Records from a collection of figures

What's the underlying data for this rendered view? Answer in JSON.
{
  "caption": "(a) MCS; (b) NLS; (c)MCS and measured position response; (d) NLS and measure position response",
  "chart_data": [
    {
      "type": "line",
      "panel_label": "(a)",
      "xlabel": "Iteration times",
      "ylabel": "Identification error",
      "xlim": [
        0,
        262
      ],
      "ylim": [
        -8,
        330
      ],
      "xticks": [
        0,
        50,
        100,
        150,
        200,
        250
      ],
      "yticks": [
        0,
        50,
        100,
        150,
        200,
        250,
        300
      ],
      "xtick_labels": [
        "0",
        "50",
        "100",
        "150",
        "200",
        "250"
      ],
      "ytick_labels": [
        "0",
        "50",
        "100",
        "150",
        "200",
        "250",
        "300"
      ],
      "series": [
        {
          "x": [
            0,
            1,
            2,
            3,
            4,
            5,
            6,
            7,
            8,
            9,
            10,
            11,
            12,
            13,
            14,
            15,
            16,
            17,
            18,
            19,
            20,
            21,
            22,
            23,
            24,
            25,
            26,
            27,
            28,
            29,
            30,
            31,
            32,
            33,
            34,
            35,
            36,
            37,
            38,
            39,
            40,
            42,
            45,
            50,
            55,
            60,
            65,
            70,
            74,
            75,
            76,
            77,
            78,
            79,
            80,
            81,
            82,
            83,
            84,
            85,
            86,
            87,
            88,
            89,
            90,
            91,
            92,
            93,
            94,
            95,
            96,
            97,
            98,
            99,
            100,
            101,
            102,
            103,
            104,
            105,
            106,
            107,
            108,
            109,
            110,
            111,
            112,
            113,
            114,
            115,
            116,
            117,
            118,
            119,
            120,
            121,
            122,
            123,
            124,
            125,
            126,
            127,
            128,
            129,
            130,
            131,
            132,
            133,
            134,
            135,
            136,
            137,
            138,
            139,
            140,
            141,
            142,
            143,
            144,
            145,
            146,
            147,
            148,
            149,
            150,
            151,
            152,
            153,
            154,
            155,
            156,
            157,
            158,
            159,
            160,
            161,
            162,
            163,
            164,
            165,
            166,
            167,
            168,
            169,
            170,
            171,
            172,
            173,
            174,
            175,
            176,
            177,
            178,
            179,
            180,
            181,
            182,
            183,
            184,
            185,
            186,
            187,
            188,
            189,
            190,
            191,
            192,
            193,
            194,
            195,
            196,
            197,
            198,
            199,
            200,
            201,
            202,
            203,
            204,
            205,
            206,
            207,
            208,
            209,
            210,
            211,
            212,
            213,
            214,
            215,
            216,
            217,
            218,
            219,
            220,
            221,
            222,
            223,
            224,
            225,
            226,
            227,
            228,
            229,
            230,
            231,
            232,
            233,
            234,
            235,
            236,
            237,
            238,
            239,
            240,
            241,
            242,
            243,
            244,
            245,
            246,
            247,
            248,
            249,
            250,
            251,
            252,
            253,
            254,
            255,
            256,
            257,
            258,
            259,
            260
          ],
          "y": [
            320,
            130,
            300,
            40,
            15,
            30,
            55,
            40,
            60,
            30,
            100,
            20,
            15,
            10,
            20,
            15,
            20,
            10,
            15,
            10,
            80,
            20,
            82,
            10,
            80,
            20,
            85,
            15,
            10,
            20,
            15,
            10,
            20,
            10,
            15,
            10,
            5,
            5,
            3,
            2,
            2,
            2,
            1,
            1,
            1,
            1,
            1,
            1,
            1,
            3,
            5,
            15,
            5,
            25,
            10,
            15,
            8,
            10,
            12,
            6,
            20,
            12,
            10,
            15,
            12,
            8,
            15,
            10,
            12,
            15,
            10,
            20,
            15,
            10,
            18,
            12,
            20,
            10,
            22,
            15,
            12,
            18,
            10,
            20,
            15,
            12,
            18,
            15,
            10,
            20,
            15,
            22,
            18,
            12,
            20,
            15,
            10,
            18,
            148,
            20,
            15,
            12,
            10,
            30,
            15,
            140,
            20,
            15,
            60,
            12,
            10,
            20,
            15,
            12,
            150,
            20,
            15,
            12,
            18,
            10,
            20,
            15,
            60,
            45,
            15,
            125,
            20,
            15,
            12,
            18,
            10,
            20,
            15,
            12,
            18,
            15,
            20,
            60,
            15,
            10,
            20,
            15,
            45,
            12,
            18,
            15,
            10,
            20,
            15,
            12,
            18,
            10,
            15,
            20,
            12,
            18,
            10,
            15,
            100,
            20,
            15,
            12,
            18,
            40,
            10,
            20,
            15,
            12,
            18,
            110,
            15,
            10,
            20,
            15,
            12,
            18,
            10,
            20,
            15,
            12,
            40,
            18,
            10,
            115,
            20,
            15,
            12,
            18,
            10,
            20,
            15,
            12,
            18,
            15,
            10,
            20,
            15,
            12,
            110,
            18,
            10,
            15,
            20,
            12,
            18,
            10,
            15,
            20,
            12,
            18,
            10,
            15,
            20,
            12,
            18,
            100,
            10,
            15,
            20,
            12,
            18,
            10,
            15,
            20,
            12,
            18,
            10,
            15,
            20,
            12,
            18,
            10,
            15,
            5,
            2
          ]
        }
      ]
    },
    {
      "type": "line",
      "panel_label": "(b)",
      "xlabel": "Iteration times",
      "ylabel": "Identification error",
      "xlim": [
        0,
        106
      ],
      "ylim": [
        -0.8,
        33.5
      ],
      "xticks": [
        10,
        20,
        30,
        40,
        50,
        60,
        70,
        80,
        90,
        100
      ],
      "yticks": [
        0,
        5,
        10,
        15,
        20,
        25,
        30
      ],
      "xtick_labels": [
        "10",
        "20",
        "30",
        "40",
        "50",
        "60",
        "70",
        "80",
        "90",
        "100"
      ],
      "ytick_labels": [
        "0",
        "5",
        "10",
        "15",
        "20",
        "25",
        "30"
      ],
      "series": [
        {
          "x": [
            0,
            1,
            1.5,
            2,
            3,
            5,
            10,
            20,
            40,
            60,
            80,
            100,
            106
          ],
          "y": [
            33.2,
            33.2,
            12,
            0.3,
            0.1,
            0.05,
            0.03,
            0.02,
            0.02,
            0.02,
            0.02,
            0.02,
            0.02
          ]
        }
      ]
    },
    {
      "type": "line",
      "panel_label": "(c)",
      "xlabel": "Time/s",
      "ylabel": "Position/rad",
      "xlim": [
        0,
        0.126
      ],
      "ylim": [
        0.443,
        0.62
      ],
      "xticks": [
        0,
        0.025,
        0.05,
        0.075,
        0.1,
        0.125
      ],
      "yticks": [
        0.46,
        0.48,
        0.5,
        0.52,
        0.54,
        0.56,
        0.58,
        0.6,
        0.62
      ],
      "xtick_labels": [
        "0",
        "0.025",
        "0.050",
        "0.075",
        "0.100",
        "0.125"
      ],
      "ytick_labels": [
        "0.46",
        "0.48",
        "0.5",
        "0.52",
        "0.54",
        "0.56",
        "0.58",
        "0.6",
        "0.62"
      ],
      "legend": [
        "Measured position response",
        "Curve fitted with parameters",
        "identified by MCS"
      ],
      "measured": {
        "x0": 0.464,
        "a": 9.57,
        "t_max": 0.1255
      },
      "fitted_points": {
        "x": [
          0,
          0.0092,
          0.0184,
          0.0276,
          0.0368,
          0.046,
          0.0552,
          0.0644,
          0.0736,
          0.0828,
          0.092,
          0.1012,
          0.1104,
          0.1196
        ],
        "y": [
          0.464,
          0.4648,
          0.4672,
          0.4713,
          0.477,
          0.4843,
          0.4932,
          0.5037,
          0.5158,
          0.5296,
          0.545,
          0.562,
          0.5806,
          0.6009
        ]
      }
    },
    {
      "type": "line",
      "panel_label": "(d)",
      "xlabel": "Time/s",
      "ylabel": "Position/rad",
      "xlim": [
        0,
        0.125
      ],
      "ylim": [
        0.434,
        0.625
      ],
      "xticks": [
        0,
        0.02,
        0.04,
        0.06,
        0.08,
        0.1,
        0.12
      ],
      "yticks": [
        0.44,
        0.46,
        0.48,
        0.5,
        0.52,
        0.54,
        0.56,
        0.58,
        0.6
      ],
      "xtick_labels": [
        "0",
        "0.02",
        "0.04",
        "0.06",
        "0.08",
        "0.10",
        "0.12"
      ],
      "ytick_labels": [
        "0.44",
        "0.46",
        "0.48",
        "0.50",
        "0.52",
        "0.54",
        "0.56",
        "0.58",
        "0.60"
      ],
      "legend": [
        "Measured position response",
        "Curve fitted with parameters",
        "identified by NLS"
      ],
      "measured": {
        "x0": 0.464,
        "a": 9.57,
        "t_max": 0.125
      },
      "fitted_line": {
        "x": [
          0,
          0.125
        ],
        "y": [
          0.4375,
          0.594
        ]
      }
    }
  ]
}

---

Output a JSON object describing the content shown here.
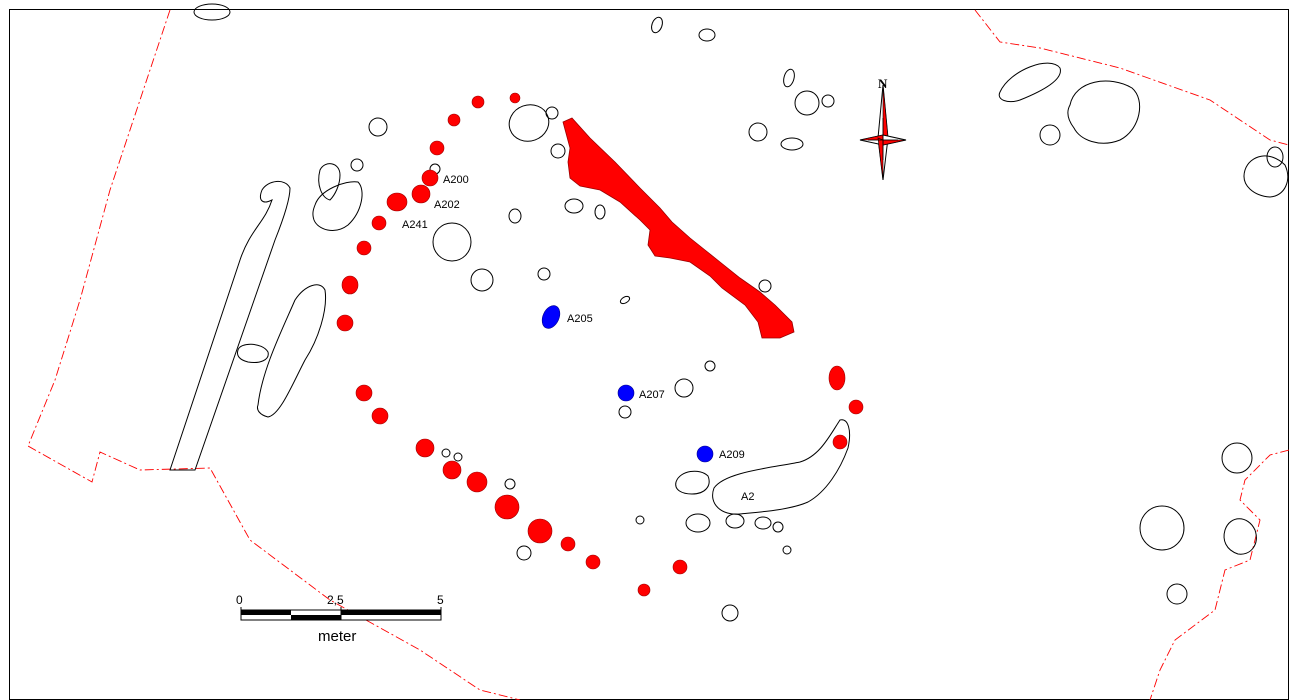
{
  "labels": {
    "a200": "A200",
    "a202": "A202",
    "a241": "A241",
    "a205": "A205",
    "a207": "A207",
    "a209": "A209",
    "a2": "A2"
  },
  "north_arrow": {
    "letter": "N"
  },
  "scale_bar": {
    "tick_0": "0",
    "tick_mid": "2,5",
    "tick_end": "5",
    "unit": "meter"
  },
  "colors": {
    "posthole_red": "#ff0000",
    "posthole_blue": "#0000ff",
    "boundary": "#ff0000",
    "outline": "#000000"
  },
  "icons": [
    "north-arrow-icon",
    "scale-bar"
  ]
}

**Job**
Of all the lines in the data above, state how many include "identified". Say only the number.

**Answer**
2